Raw records

+--

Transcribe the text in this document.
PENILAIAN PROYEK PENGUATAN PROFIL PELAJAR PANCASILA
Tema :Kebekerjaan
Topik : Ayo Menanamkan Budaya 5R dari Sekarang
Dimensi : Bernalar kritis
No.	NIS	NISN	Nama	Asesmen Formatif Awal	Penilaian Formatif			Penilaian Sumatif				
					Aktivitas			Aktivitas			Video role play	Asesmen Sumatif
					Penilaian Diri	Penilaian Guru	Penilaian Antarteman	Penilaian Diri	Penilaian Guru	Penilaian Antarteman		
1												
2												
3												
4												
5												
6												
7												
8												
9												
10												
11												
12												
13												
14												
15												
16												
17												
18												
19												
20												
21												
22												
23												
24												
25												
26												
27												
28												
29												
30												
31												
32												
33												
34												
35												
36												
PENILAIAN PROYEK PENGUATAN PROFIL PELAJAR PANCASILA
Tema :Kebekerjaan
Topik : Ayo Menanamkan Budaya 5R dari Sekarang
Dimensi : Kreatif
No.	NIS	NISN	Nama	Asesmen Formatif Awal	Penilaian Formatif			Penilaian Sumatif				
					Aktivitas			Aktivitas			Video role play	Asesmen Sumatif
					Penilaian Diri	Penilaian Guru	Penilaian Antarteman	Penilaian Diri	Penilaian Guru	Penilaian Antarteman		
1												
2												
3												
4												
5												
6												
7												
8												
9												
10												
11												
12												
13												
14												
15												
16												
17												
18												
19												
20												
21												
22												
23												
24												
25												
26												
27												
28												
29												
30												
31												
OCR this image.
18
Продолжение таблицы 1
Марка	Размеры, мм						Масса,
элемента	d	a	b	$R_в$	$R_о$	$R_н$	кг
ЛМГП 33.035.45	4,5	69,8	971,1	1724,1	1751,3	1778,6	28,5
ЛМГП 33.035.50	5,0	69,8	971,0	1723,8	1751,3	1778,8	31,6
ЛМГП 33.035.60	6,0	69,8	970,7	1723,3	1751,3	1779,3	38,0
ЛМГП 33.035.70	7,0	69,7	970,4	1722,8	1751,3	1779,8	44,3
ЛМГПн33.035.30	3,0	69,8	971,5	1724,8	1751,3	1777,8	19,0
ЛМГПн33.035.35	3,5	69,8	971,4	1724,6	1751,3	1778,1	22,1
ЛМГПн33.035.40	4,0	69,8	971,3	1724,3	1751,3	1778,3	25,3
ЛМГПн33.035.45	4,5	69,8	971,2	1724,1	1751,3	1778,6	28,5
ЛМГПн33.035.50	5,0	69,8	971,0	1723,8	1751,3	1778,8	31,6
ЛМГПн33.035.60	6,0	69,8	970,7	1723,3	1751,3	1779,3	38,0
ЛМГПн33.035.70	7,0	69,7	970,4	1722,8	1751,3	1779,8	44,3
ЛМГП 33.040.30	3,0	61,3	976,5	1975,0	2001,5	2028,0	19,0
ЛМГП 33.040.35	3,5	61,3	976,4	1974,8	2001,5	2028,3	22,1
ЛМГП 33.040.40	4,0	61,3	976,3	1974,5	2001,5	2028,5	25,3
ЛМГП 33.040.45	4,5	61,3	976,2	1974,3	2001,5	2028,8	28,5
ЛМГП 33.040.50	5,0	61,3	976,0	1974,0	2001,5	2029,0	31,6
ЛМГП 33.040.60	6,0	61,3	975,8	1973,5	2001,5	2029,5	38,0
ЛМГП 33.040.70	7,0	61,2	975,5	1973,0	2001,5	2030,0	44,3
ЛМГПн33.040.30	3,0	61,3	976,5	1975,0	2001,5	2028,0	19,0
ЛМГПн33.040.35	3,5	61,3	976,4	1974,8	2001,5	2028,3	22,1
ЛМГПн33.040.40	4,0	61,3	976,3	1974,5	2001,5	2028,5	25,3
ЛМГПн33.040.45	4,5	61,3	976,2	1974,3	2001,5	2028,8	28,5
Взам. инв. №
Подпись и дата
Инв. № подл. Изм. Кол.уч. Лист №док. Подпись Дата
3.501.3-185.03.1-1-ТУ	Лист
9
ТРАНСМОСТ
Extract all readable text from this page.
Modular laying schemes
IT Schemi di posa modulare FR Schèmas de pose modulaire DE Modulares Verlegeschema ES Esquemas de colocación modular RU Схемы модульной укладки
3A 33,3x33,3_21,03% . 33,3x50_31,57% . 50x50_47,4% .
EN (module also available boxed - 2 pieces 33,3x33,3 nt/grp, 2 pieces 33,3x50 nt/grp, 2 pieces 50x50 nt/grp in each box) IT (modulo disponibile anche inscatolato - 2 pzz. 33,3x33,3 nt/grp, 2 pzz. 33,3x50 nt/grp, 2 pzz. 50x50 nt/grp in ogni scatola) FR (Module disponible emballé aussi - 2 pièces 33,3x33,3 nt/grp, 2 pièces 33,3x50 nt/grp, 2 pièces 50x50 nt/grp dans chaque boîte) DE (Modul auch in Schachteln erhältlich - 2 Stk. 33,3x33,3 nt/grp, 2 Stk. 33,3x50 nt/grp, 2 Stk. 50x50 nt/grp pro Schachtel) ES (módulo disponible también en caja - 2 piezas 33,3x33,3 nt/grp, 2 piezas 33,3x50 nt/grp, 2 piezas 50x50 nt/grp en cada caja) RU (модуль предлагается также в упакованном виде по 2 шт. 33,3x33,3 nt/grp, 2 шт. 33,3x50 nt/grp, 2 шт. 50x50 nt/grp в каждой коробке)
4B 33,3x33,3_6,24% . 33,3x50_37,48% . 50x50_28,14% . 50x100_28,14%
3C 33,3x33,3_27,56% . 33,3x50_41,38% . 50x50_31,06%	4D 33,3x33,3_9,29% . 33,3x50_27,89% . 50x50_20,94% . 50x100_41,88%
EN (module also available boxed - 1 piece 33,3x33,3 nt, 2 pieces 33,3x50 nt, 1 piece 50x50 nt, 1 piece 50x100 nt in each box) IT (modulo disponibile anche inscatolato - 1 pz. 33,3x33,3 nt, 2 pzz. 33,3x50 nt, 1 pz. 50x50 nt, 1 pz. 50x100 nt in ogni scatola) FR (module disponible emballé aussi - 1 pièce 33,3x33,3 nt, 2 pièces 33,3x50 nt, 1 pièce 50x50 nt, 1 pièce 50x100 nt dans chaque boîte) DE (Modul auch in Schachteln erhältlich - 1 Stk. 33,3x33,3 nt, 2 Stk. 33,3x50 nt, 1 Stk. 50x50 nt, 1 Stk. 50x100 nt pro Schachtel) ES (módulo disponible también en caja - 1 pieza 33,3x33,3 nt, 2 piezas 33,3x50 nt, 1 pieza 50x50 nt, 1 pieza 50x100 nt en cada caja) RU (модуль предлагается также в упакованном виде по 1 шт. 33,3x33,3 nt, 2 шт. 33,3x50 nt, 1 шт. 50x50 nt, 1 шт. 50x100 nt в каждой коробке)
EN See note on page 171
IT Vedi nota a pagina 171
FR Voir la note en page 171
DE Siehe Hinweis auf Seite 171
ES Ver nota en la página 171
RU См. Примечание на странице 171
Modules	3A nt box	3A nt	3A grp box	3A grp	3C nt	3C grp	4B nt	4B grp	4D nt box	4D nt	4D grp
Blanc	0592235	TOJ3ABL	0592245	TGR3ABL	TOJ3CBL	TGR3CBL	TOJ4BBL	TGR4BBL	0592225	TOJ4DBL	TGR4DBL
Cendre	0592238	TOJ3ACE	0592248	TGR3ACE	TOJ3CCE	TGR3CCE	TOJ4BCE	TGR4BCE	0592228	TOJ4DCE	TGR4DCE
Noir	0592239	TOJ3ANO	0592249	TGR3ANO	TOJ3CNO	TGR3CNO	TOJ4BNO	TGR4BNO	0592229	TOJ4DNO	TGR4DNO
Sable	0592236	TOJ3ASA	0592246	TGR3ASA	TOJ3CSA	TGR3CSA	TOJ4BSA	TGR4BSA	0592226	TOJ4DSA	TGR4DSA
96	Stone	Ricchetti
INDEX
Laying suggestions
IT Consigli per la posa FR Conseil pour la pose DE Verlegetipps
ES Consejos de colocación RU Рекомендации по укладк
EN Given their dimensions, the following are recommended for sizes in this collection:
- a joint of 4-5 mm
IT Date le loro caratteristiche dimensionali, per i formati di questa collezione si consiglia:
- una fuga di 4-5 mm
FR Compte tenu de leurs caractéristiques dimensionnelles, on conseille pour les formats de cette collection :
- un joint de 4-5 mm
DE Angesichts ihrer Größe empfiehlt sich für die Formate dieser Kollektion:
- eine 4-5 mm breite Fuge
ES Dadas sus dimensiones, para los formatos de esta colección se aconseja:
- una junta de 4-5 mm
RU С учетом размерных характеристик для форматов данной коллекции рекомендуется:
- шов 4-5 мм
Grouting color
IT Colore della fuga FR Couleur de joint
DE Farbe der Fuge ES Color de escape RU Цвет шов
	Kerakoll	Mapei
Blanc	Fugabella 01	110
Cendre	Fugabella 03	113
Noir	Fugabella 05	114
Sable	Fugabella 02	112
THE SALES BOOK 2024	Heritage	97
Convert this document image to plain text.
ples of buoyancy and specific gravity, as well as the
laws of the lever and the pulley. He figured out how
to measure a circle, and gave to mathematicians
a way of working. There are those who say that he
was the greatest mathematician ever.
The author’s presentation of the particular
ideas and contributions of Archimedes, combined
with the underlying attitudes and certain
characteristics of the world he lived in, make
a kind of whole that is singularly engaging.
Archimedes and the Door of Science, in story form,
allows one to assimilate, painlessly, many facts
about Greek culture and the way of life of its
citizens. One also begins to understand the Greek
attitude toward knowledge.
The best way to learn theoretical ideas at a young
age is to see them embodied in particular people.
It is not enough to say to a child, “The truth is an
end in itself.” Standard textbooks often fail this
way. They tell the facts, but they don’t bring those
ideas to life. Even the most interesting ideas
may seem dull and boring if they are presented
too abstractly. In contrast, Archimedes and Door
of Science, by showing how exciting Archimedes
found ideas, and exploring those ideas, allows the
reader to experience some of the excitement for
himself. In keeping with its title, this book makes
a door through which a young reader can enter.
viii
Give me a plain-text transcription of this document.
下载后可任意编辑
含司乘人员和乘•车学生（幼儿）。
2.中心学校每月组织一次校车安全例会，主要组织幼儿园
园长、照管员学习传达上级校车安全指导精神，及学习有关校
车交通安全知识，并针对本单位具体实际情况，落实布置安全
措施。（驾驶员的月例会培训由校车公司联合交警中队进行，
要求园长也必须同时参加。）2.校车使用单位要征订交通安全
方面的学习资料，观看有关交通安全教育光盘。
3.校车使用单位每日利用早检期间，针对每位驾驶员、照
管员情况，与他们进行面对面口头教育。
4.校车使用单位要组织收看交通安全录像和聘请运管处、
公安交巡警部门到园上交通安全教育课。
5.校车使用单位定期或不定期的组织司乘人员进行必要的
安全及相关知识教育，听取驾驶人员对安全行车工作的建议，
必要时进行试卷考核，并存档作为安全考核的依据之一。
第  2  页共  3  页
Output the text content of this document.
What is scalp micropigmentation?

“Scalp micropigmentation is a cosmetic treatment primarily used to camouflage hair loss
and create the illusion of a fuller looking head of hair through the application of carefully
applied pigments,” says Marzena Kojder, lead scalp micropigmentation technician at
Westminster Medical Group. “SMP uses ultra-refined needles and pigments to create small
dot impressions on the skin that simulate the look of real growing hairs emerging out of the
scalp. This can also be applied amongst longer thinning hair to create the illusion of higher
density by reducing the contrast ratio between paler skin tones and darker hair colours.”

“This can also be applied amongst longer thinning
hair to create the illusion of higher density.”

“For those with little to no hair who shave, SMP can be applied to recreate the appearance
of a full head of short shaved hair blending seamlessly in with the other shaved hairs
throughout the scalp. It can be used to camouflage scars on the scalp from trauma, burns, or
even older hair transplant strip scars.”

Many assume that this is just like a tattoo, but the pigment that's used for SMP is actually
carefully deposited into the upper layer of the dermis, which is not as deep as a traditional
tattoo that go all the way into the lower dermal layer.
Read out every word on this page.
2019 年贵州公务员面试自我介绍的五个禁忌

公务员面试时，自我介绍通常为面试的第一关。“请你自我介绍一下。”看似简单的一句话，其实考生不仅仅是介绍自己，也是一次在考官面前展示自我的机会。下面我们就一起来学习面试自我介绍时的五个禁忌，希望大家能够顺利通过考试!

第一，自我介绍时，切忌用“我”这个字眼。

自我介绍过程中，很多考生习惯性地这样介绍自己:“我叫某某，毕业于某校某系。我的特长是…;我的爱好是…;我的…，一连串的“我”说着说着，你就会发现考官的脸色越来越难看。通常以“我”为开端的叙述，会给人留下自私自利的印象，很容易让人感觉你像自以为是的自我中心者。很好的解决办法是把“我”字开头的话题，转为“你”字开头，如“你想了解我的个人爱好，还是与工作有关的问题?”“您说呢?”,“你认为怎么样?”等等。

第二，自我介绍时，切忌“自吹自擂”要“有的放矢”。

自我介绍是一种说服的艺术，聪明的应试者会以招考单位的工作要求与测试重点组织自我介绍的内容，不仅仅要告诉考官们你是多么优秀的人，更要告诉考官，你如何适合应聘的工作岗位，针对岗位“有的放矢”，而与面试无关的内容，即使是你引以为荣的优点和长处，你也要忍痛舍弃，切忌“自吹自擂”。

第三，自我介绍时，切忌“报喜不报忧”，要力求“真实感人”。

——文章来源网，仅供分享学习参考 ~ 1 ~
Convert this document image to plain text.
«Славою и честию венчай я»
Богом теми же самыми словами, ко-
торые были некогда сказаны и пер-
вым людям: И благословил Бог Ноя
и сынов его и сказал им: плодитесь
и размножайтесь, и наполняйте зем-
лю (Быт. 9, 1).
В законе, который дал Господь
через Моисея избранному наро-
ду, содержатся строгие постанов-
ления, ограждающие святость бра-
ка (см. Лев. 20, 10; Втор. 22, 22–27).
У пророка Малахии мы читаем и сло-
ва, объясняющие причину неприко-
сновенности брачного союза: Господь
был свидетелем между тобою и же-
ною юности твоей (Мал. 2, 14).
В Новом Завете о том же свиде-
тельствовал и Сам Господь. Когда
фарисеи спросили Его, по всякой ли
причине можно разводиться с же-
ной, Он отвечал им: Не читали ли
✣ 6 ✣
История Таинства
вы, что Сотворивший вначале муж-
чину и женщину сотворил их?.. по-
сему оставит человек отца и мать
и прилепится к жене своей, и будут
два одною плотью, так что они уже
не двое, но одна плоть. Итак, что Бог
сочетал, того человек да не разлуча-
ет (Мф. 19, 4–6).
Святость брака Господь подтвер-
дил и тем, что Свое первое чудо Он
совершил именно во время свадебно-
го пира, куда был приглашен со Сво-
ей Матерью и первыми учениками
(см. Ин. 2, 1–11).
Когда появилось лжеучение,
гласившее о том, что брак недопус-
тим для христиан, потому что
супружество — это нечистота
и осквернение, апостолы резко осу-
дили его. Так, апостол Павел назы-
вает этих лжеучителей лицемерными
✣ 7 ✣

+--

> Required work
Keep only those lines of the records that hold "scatola", and return them.

> The result
EN (module also available boxed - 2 pieces 33,3x33,3 nt/grp, 2 pieces 33,3x50 nt/grp, 2 pieces 50x50 nt/grp in each box) IT (modulo disponibile anche inscatolato - 2 pzz. 33,3x33,3 nt/grp, 2 pzz. 33,3x50 nt/grp, 2 pzz. 50x50 nt/grp in ogni scatola) FR (Module disponible emballé aussi - 2 pièces 33,3x33,3 nt/grp, 2 pièces 33,3x50 nt/grp, 2 pièces 50x50 nt/grp dans chaque boîte) DE (Modul auch in Schachteln erhältlich - 2 Stk. 33,3x33,3 nt/grp, 2 Stk. 33,3x50 nt/grp, 2 Stk. 50x50 nt/grp pro Schachtel) ES (módulo disponible también en caja - 2 piezas 33,3x33,3 nt/grp, 2 piezas 33,3x50 nt/grp, 2 piezas 50x50 nt/grp en cada caja) RU (модуль предлагается также в упакованном виде по 2 шт. 33,3x33,3 nt/grp, 2 шт. 33,3x50 nt/grp, 2 шт. 50x50 nt/grp в каждой коробке)
EN (module also available boxed - 1 piece 33,3x33,3 nt, 2 pieces 33,3x50 nt, 1 piece 50x50 nt, 1 piece 50x100 nt in each box) IT (modulo disponibile anche inscatolato - 1 pz. 33,3x33,3 nt, 2 pzz. 33,3x50 nt, 1 pz. 50x50 nt, 1 pz. 50x100 nt in ogni scatola) FR (module disponible emballé aussi - 1 pièce 33,3x33,3 nt, 2 pièces 33,3x50 nt, 1 pièce 50x50 nt, 1 pièce 50x100 nt dans chaque boîte) DE (Modul auch in Schachteln erhältlich - 1 Stk. 33,3x33,3 nt, 2 Stk. 33,3x50 nt, 1 Stk. 50x50 nt, 1 Stk. 50x100 nt pro Schachtel) ES (módulo disponible también en caja - 1 pieza 33,3x33,3 nt, 2 piezas 33,3x50 nt, 1 pieza 50x50 nt, 1 pieza 50x100 nt en cada caja) RU (модуль предлагается также в упакованном виде по 1 шт. 33,3x33,3 nt, 2 шт. 33,3x50 nt, 1 шт. 50x50 nt, 1 шт. 50x100 nt в каждой коробке)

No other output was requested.